Required work: Write out the entries, please, from the line containing "Transcribe this image's" through their final line, exactly and with nothing else.

Data entries:
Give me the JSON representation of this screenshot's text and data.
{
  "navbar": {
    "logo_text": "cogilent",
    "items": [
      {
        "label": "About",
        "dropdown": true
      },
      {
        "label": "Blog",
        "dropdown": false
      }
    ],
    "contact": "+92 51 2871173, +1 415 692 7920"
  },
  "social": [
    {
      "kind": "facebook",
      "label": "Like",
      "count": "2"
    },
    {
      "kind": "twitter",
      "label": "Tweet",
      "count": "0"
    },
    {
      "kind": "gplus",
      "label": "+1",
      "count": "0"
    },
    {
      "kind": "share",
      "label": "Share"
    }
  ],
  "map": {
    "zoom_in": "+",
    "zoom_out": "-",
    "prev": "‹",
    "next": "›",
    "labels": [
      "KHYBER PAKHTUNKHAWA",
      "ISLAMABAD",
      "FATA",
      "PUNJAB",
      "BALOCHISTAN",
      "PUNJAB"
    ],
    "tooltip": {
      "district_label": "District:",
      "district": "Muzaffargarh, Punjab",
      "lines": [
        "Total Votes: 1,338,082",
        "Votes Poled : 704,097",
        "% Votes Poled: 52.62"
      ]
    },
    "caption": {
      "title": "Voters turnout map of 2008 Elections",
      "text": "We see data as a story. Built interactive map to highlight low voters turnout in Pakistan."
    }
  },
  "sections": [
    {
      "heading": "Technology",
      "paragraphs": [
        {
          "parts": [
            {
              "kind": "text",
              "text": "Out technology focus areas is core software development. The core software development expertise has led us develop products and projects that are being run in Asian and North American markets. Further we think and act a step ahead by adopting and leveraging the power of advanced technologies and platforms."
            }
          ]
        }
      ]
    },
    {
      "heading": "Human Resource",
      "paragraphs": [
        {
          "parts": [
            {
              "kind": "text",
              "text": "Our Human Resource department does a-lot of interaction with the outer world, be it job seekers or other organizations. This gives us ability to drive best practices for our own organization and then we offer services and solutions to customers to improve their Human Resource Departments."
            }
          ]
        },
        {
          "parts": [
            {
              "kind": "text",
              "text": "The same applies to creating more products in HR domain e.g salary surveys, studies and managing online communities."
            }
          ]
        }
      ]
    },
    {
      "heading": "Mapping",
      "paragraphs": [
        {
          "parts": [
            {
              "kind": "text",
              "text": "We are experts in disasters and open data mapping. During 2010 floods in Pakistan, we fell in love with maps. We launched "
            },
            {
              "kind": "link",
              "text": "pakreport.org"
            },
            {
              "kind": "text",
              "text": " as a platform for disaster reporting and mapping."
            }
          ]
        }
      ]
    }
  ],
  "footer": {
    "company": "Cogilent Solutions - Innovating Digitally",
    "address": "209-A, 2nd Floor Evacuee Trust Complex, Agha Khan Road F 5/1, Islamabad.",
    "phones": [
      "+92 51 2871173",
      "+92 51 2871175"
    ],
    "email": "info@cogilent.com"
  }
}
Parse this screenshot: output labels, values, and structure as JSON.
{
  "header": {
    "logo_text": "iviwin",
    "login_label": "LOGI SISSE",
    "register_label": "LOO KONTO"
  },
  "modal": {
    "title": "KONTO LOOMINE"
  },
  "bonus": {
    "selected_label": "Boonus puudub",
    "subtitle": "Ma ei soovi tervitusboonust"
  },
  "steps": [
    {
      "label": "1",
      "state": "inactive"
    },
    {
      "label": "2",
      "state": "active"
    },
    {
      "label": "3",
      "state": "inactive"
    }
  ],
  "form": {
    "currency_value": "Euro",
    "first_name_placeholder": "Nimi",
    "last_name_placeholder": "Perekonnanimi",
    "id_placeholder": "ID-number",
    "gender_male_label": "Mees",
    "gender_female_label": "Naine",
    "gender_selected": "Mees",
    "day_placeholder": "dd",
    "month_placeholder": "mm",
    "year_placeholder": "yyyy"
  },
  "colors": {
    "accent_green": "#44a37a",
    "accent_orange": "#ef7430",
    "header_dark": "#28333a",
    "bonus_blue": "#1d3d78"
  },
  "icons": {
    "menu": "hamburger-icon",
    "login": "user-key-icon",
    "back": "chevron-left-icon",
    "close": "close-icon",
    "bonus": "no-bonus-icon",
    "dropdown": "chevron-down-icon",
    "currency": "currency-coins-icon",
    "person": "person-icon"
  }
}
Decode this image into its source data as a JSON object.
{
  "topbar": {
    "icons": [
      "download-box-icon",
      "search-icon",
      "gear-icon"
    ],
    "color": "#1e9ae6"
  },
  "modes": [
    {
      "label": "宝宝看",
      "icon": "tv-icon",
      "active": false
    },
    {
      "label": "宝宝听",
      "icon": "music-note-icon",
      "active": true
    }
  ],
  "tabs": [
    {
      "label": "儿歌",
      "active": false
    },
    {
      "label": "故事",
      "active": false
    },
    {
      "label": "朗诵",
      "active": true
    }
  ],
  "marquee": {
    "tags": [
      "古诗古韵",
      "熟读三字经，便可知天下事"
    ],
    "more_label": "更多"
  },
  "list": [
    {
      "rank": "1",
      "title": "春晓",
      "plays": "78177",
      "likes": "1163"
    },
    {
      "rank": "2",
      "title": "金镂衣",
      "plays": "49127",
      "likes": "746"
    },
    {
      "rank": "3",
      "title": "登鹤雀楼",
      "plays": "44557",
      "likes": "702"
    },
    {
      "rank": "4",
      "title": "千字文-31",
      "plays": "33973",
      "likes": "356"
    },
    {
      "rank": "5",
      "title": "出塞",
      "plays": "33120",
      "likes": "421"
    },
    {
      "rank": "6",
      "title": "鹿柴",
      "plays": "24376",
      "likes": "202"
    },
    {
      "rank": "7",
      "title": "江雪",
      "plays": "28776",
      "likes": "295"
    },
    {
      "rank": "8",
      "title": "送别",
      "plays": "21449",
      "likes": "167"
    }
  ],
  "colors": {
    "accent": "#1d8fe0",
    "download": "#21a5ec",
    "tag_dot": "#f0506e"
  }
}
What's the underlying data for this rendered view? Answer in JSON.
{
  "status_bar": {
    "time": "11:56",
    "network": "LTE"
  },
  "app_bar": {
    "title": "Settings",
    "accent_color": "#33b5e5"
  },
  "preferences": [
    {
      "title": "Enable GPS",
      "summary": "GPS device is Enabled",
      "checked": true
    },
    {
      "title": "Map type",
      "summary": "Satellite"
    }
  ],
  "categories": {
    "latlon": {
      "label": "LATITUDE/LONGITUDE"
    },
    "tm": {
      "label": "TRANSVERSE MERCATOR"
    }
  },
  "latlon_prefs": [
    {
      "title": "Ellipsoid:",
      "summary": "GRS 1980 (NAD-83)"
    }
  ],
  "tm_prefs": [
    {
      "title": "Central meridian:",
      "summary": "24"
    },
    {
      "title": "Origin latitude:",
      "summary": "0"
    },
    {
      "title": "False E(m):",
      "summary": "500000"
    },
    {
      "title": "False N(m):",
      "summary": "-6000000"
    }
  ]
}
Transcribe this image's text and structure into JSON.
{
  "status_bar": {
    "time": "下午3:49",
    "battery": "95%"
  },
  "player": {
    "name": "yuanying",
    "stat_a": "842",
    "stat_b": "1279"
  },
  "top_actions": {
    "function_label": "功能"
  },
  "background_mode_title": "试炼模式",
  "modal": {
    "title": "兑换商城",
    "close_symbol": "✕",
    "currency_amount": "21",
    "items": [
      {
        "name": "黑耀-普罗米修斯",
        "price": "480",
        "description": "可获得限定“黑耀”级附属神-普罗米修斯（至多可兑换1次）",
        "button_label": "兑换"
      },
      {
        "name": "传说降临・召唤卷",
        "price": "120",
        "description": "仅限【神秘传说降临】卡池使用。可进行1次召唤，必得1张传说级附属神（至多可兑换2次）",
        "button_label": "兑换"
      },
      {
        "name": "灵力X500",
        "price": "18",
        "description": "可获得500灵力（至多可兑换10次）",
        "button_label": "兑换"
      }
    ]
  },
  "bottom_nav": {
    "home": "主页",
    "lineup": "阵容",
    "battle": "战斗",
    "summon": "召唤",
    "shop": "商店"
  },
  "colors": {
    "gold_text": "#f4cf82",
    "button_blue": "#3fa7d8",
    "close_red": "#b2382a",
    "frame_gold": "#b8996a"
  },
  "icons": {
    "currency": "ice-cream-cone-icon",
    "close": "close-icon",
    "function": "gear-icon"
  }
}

Reply:
Transcribe this image's text and structure into JSON.
{
  "status_bar": {
    "time": "下午3:49",
    "battery": "95%"
  },
  "player": {
    "name": "yuanying",
    "stat_a": "842",
    "stat_b": "1279"
  },
  "top_actions": {
    "function_label": "功能"
  },
  "background_mode_title": "试炼模式",
  "modal": {
    "title": "兑换商城",
    "close_symbol": "✕",
    "currency_amount": "21",
    "items": [
      {
        "name": "黑耀-普罗米修斯",
        "price": "480",
        "description": "可获得限定“黑耀”级附属神-普罗米修斯（至多可兑换1次）",
        "button_label": "兑换"
      },
      {
        "name": "传说降临・召唤卷",
        "price": "120",
        "description": "仅限【神秘传说降临】卡池使用。可进行1次召唤，必得1张传说级附属神（至多可兑换2次）",
        "button_label": "兑换"
      },
      {
        "name": "灵力X500",
        "price": "18",
        "description": "可获得500灵力（至多可兑换10次）",
        "button_label": "兑换"
      }
    ]
  },
  "bottom_nav": {
    "home": "主页",
    "lineup": "阵容",
    "battle": "战斗",
    "summon": "召唤",
    "shop": "商店"
  },
  "colors": {
    "gold_text": "#f4cf82",
    "button_blue": "#3fa7d8",
    "close_red": "#b2382a",
    "frame_gold": "#b8996a"
  },
  "icons": {
    "currency": "ice-cream-cone-icon",
    "close": "close-icon",
    "function": "gear-icon"
  }
}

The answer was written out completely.